▶ _Available data_
——————

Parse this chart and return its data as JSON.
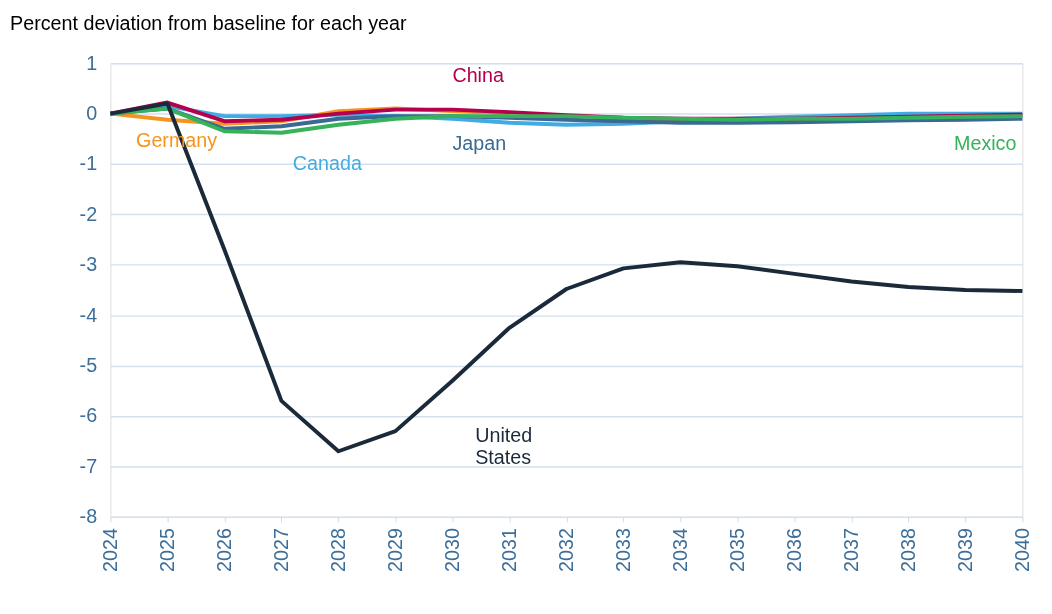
{
  "chart_data": {
    "type": "line",
    "title": "Percent deviation from baseline for each year",
    "categories": [
      "2024",
      "2025",
      "2026",
      "2027",
      "2028",
      "2029",
      "2030",
      "2031",
      "2032",
      "2033",
      "2034",
      "2035",
      "2036",
      "2037",
      "2038",
      "2039",
      "2040"
    ],
    "series": [
      {
        "name": "Germany",
        "color": "#f7941d",
        "values": [
          0,
          -0.12,
          -0.2,
          -0.15,
          0.05,
          0.1,
          0.05,
          0.0,
          null,
          null,
          null,
          null,
          null,
          null,
          null,
          null,
          null
        ]
      },
      {
        "name": "Canada",
        "color": "#41ace3",
        "values": [
          0,
          0.15,
          -0.05,
          -0.05,
          -0.02,
          -0.05,
          -0.1,
          -0.18,
          -0.22,
          -0.2,
          -0.15,
          -0.1,
          -0.06,
          -0.03,
          0.0,
          0.0,
          0.0
        ]
      },
      {
        "name": "Japan",
        "color": "#3a6a94",
        "values": [
          0,
          0.1,
          -0.3,
          -0.25,
          -0.1,
          -0.05,
          -0.05,
          -0.08,
          -0.12,
          -0.15,
          -0.18,
          -0.18,
          -0.17,
          -0.15,
          -0.13,
          -0.12,
          -0.1
        ]
      },
      {
        "name": "China",
        "color": "#b5004e",
        "values": [
          0,
          0.22,
          -0.15,
          -0.12,
          0.0,
          0.08,
          0.08,
          0.03,
          -0.03,
          -0.08,
          -0.1,
          -0.1,
          -0.1,
          -0.08,
          -0.06,
          -0.04,
          -0.02
        ]
      },
      {
        "name": "Mexico",
        "color": "#35b25a",
        "values": [
          0,
          0.1,
          -0.35,
          -0.38,
          -0.22,
          -0.1,
          -0.05,
          -0.05,
          -0.05,
          -0.08,
          -0.1,
          -0.12,
          -0.1,
          -0.1,
          -0.08,
          -0.06,
          -0.05
        ]
      },
      {
        "name": "United States",
        "color": "#1b2a3a",
        "values": [
          0,
          0.2,
          -2.7,
          -5.7,
          -6.7,
          -6.3,
          -5.3,
          -4.25,
          -3.48,
          -3.07,
          -2.95,
          -3.03,
          -3.18,
          -3.33,
          -3.44,
          -3.5,
          -3.52
        ]
      }
    ],
    "ylim": [
      -8,
      1
    ],
    "yticks": [
      -8,
      -7,
      -6,
      -5,
      -4,
      -3,
      -2,
      -1,
      0,
      1
    ],
    "grid": "y",
    "legend": false,
    "marker": "none",
    "line_style": "solid"
  }
}
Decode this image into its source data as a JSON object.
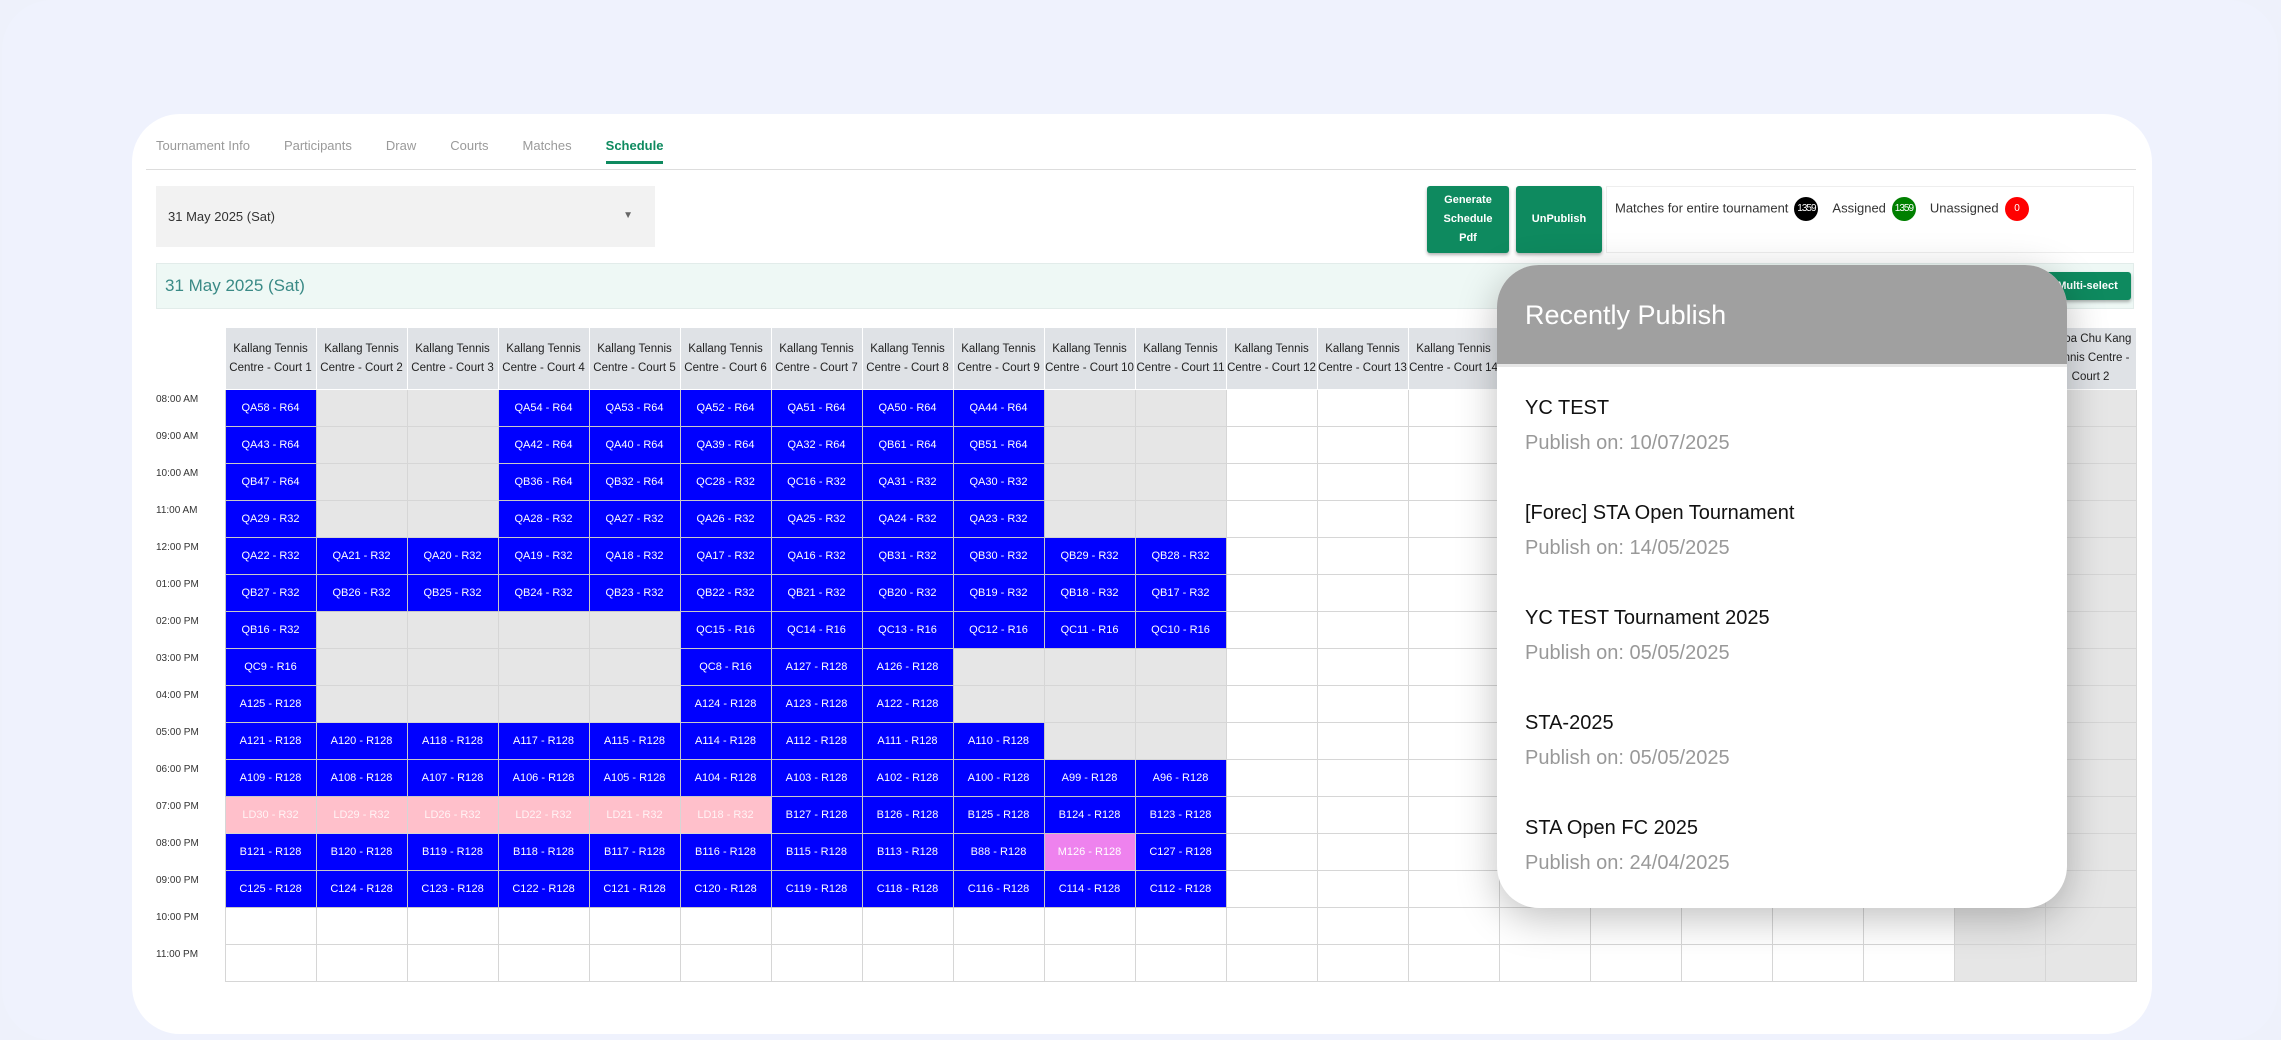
{
  "tabs": [
    {
      "label": "Tournament Info"
    },
    {
      "label": "Participants"
    },
    {
      "label": "Draw"
    },
    {
      "label": "Courts"
    },
    {
      "label": "Matches"
    },
    {
      "label": "Schedule",
      "active": true
    }
  ],
  "date_select": {
    "value": "31 May 2025 (Sat)",
    "icon": "caret-down-icon"
  },
  "buttons": {
    "generate_pdf": "Generate Schedule Pdf",
    "unpublish": "UnPublish",
    "multi_select": "Multi-select"
  },
  "stats": {
    "total_label": "Matches for entire tournament",
    "total": "1359",
    "assigned_label": "Assigned",
    "assigned": "1359",
    "unassigned_label": "Unassigned",
    "unassigned": "0"
  },
  "day_title": "31 May 2025 (Sat)",
  "colors": {
    "accent": "#0e8a5f",
    "match": "#0000ff",
    "pink": "#ffc0cb",
    "violet": "#ee82ee",
    "unavailable": "#e6e6e6",
    "total_badge": "#000000",
    "assigned_badge": "#008000",
    "unassigned_badge": "#ff0000"
  },
  "columns": [
    {
      "header": "Kallang Tennis Centre - Court 1"
    },
    {
      "header": "Kallang Tennis Centre - Court 2"
    },
    {
      "header": "Kallang Tennis Centre - Court 3"
    },
    {
      "header": "Kallang Tennis Centre - Court 4"
    },
    {
      "header": "Kallang Tennis Centre - Court 5"
    },
    {
      "header": "Kallang Tennis Centre - Court 6"
    },
    {
      "header": "Kallang Tennis Centre - Court 7"
    },
    {
      "header": "Kallang Tennis Centre - Court 8"
    },
    {
      "header": "Kallang Tennis Centre - Court 9"
    },
    {
      "header": "Kallang Tennis Centre - Court 10"
    },
    {
      "header": "Kallang Tennis Centre - Court 11"
    },
    {
      "header": "Kallang Tennis Centre - Court 12"
    },
    {
      "header": "Kallang Tennis Centre - Court 13"
    },
    {
      "header": "Kallang Tennis Centre - Court 14"
    },
    {
      "header": ""
    },
    {
      "header": ""
    },
    {
      "header": ""
    },
    {
      "header": ""
    },
    {
      "header": ""
    },
    {
      "header": "",
      "default": "~"
    },
    {
      "header": "Choa Chu Kang Tennis Centre - Court 2",
      "default": "~"
    }
  ],
  "rows": [
    {
      "time": "08:00 AM",
      "cells": [
        "QA58 - R64",
        "~",
        "~",
        "QA54 - R64",
        "QA53 - R64",
        "QA52 - R64",
        "QA51 - R64",
        "QA50 - R64",
        "QA44 - R64",
        "~",
        "~"
      ]
    },
    {
      "time": "09:00 AM",
      "cells": [
        "QA43 - R64",
        "~",
        "~",
        "QA42 - R64",
        "QA40 - R64",
        "QA39 - R64",
        "QA32 - R64",
        "QB61 - R64",
        "QB51 - R64",
        "~",
        "~"
      ]
    },
    {
      "time": "10:00 AM",
      "cells": [
        "QB47 - R64",
        "~",
        "~",
        "QB36 - R64",
        "QB32 - R64",
        "QC28 - R32",
        "QC16 - R32",
        "QA31 - R32",
        "QA30 - R32",
        "~",
        "~"
      ]
    },
    {
      "time": "11:00 AM",
      "cells": [
        "QA29 - R32",
        "~",
        "~",
        "QA28 - R32",
        "QA27 - R32",
        "QA26 - R32",
        "QA25 - R32",
        "QA24 - R32",
        "QA23 - R32",
        "~",
        "~"
      ]
    },
    {
      "time": "12:00 PM",
      "cells": [
        "QA22 - R32",
        "QA21 - R32",
        "QA20 - R32",
        "QA19 - R32",
        "QA18 - R32",
        "QA17 - R32",
        "QA16 - R32",
        "QB31 - R32",
        "QB30 - R32",
        "QB29 - R32",
        "QB28 - R32"
      ]
    },
    {
      "time": "01:00 PM",
      "cells": [
        "QB27 - R32",
        "QB26 - R32",
        "QB25 - R32",
        "QB24 - R32",
        "QB23 - R32",
        "QB22 - R32",
        "QB21 - R32",
        "QB20 - R32",
        "QB19 - R32",
        "QB18 - R32",
        "QB17 - R32"
      ]
    },
    {
      "time": "02:00 PM",
      "cells": [
        "QB16 - R32",
        "~",
        "~",
        "~",
        "~",
        "QC15 - R16",
        "QC14 - R16",
        "QC13 - R16",
        "QC12 - R16",
        "QC11 - R16",
        "QC10 - R16"
      ]
    },
    {
      "time": "03:00 PM",
      "cells": [
        "QC9 - R16",
        "~",
        "~",
        "~",
        "~",
        "QC8 - R16",
        "A127 - R128",
        "A126 - R128",
        "~",
        "~",
        "~"
      ]
    },
    {
      "time": "04:00 PM",
      "cells": [
        "A125 - R128",
        "~",
        "~",
        "~",
        "~",
        "A124 - R128",
        "A123 - R128",
        "A122 - R128",
        "~",
        "~",
        "~"
      ]
    },
    {
      "time": "05:00 PM",
      "cells": [
        "A121 - R128",
        "A120 - R128",
        "A118 - R128",
        "A117 - R128",
        "A115 - R128",
        "A114 - R128",
        "A112 - R128",
        "A111 - R128",
        "A110 - R128",
        "~",
        "~"
      ]
    },
    {
      "time": "06:00 PM",
      "cells": [
        "A109 - R128",
        "A108 - R128",
        "A107 - R128",
        "A106 - R128",
        "A105 - R128",
        "A104 - R128",
        "A103 - R128",
        "A102 - R128",
        "A100 - R128",
        "A99 - R128",
        "A96 - R128"
      ]
    },
    {
      "time": "07:00 PM",
      "cells": [
        {
          "t": "LD30 - R32",
          "c": "pink"
        },
        {
          "t": "LD29 - R32",
          "c": "pink"
        },
        {
          "t": "LD26 - R32",
          "c": "pink"
        },
        {
          "t": "LD22 - R32",
          "c": "pink"
        },
        {
          "t": "LD21 - R32",
          "c": "pink"
        },
        {
          "t": "LD18 - R32",
          "c": "pink"
        },
        "B127 - R128",
        "B126 - R128",
        "B125 - R128",
        "B124 - R128",
        "B123 - R128"
      ]
    },
    {
      "time": "08:00 PM",
      "cells": [
        "B121 - R128",
        "B120 - R128",
        "B119 - R128",
        "B118 - R128",
        "B117 - R128",
        "B116 - R128",
        "B115 - R128",
        "B113 - R128",
        "B88 - R128",
        {
          "t": "M126 - R128",
          "c": "violet"
        },
        "C127 - R128"
      ]
    },
    {
      "time": "09:00 PM",
      "cells": [
        "C125 - R128",
        "C124 - R128",
        "C123 - R128",
        "C122 - R128",
        "C121 - R128",
        "C120 - R128",
        "C119 - R128",
        "C118 - R128",
        "C116 - R128",
        "C114 - R128",
        "C112 - R128"
      ]
    },
    {
      "time": "10:00 PM",
      "cells": []
    },
    {
      "time": "11:00 PM",
      "cells": []
    }
  ],
  "popup": {
    "title": "Recently Publish",
    "items": [
      {
        "name": "YC TEST",
        "date": "Publish on: 10/07/2025"
      },
      {
        "name": "[Forec] STA Open Tournament",
        "date": "Publish on: 14/05/2025"
      },
      {
        "name": "YC TEST Tournament 2025",
        "date": "Publish on: 05/05/2025"
      },
      {
        "name": "STA-2025",
        "date": "Publish on: 05/05/2025"
      },
      {
        "name": "STA Open FC 2025",
        "date": "Publish on: 24/04/2025"
      }
    ]
  }
}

——————

▶ _Objective_
Go through the records and gather the lines that hold "TEST".

▶ _Task result_
        "name": "YC TEST",
        "name": "YC TEST Tournament 2025",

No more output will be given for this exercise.